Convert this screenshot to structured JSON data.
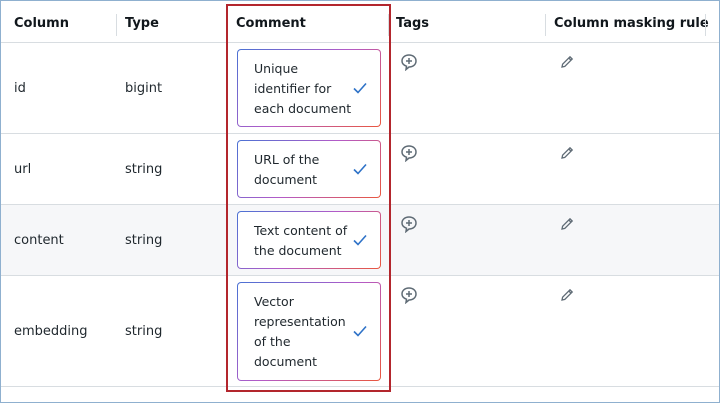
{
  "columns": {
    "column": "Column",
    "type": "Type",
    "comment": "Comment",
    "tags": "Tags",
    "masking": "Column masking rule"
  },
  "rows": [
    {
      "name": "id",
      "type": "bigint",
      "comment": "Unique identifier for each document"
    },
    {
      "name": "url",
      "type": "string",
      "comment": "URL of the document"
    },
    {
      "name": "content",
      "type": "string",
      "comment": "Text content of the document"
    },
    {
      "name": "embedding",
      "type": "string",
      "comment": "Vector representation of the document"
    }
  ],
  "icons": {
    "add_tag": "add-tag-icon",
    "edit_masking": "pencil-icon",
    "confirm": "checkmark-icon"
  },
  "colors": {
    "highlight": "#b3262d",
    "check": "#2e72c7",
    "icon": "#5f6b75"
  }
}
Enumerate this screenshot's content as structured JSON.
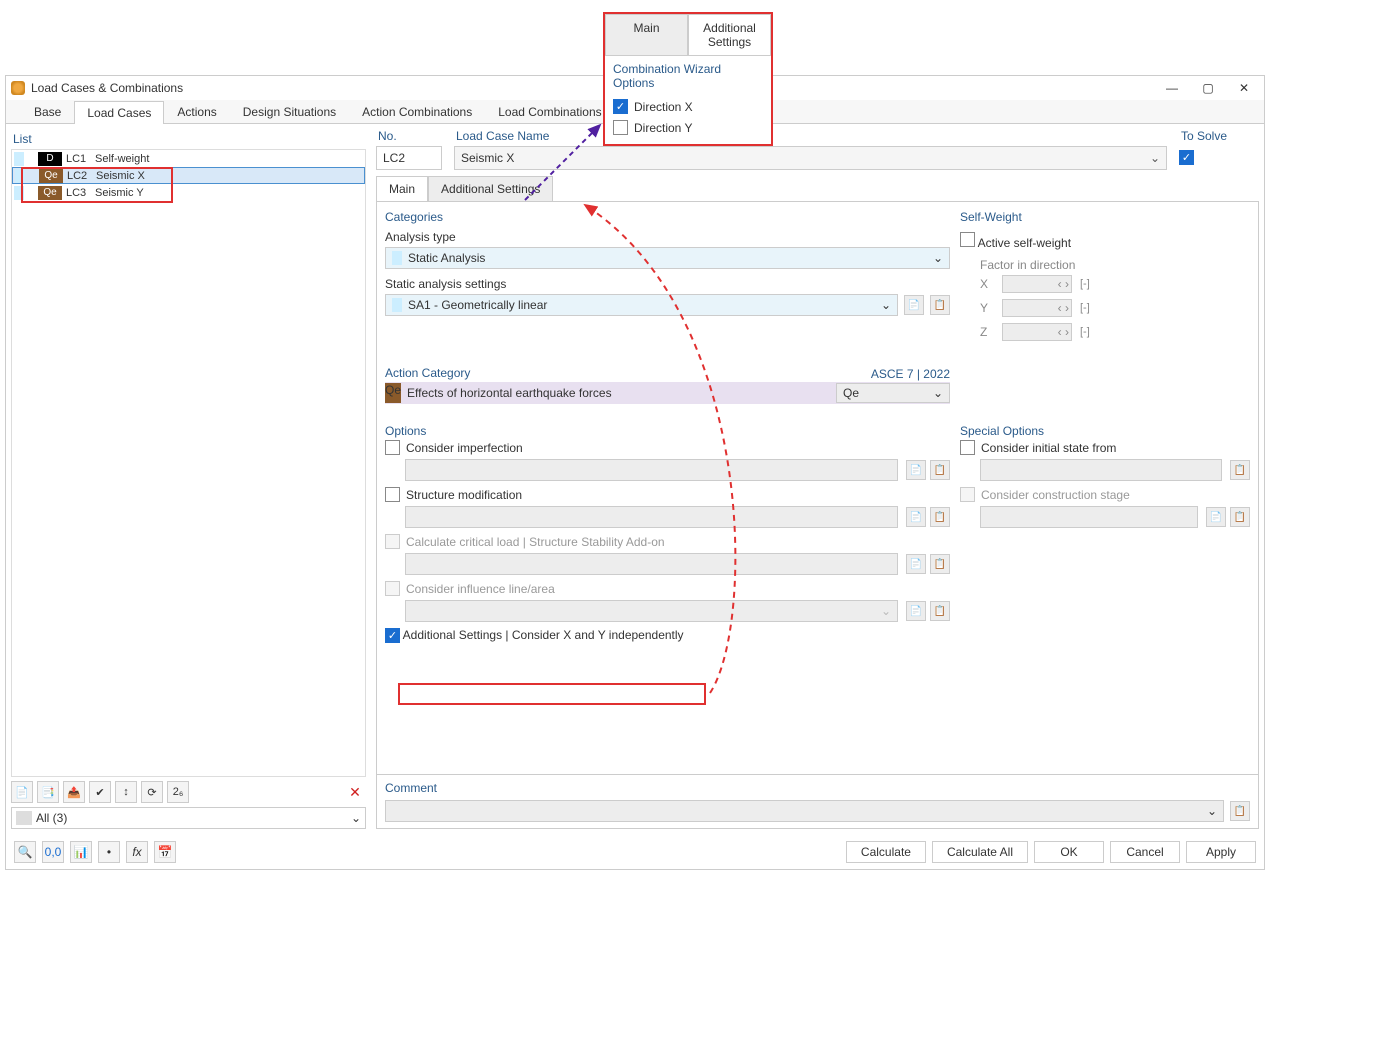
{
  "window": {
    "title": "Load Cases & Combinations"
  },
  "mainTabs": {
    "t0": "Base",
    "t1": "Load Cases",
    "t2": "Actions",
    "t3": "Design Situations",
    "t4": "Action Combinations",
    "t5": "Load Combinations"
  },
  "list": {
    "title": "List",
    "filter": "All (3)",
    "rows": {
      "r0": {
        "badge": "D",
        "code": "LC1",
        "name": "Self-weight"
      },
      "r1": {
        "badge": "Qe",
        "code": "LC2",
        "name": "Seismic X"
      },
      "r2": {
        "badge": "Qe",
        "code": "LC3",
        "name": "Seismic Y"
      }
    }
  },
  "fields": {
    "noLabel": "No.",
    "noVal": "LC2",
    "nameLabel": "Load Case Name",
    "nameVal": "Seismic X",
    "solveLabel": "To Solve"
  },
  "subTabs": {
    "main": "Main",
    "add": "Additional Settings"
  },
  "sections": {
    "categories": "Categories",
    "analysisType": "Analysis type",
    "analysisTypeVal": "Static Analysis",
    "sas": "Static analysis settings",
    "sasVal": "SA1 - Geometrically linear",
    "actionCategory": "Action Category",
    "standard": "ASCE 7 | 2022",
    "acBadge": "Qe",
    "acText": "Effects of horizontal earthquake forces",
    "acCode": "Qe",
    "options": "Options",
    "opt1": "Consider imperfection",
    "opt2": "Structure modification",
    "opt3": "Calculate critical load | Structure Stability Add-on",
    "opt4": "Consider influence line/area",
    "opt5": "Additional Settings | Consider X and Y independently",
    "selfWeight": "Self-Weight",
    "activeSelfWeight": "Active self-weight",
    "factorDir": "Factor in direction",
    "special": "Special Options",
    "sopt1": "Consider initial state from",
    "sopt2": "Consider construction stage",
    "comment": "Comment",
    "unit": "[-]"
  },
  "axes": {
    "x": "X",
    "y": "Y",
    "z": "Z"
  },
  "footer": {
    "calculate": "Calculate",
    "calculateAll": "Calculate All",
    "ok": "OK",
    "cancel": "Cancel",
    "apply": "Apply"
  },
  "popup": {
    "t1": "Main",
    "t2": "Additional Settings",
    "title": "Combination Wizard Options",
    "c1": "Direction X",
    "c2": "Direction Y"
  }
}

-*-*-

Reproduce the listing word for word and omit its pictures.

Convert this screenshot to structured JSON data.
{
  "columns": {
    "column": "Column",
    "type": "Type",
    "comment": "Comment",
    "tags": "Tags",
    "masking": "Column masking rule"
  },
  "rows": [
    {
      "name": "id",
      "type": "bigint",
      "comment": "Unique identifier for each document"
    },
    {
      "name": "url",
      "type": "string",
      "comment": "URL of the document"
    },
    {
      "name": "content",
      "type": "string",
      "comment": "Text content of the document"
    },
    {
      "name": "embedding",
      "type": "string",
      "comment": "Vector representation of the document"
    }
  ],
  "icons": {
    "add_tag": "add-tag-icon",
    "edit_masking": "pencil-icon",
    "confirm": "checkmark-icon"
  },
  "colors": {
    "highlight": "#b3262d",
    "check": "#2e72c7",
    "icon": "#5f6b75"
  }
}
Enumerate this screenshot's content as structured JSON.
{
  "window": {
    "title": "Load Cases & Combinations"
  },
  "mainTabs": {
    "t0": "Base",
    "t1": "Load Cases",
    "t2": "Actions",
    "t3": "Design Situations",
    "t4": "Action Combinations",
    "t5": "Load Combinations"
  },
  "list": {
    "title": "List",
    "filter": "All (3)",
    "rows": {
      "r0": {
        "badge": "D",
        "code": "LC1",
        "name": "Self-weight"
      },
      "r1": {
        "badge": "Qe",
        "code": "LC2",
        "name": "Seismic X"
      },
      "r2": {
        "badge": "Qe",
        "code": "LC3",
        "name": "Seismic Y"
      }
    }
  },
  "fields": {
    "noLabel": "No.",
    "noVal": "LC2",
    "nameLabel": "Load Case Name",
    "nameVal": "Seismic X",
    "solveLabel": "To Solve"
  },
  "subTabs": {
    "main": "Main",
    "add": "Additional Settings"
  },
  "sections": {
    "categories": "Categories",
    "analysisType": "Analysis type",
    "analysisTypeVal": "Static Analysis",
    "sas": "Static analysis settings",
    "sasVal": "SA1 - Geometrically linear",
    "actionCategory": "Action Category",
    "standard": "ASCE 7 | 2022",
    "acBadge": "Qe",
    "acText": "Effects of horizontal earthquake forces",
    "acCode": "Qe",
    "options": "Options",
    "opt1": "Consider imperfection",
    "opt2": "Structure modification",
    "opt3": "Calculate critical load | Structure Stability Add-on",
    "opt4": "Consider influence line/area",
    "opt5": "Additional Settings | Consider X and Y independently",
    "selfWeight": "Self-Weight",
    "activeSelfWeight": "Active self-weight",
    "factorDir": "Factor in direction",
    "special": "Special Options",
    "sopt1": "Consider initial state from",
    "sopt2": "Consider construction stage",
    "comment": "Comment",
    "unit": "[-]"
  },
  "axes": {
    "x": "X",
    "y": "Y",
    "z": "Z"
  },
  "footer": {
    "calculate": "Calculate",
    "calculateAll": "Calculate All",
    "ok": "OK",
    "cancel": "Cancel",
    "apply": "Apply"
  },
  "popup": {
    "t1": "Main",
    "t2": "Additional Settings",
    "title": "Combination Wizard Options",
    "c1": "Direction X",
    "c2": "Direction Y"
  }
}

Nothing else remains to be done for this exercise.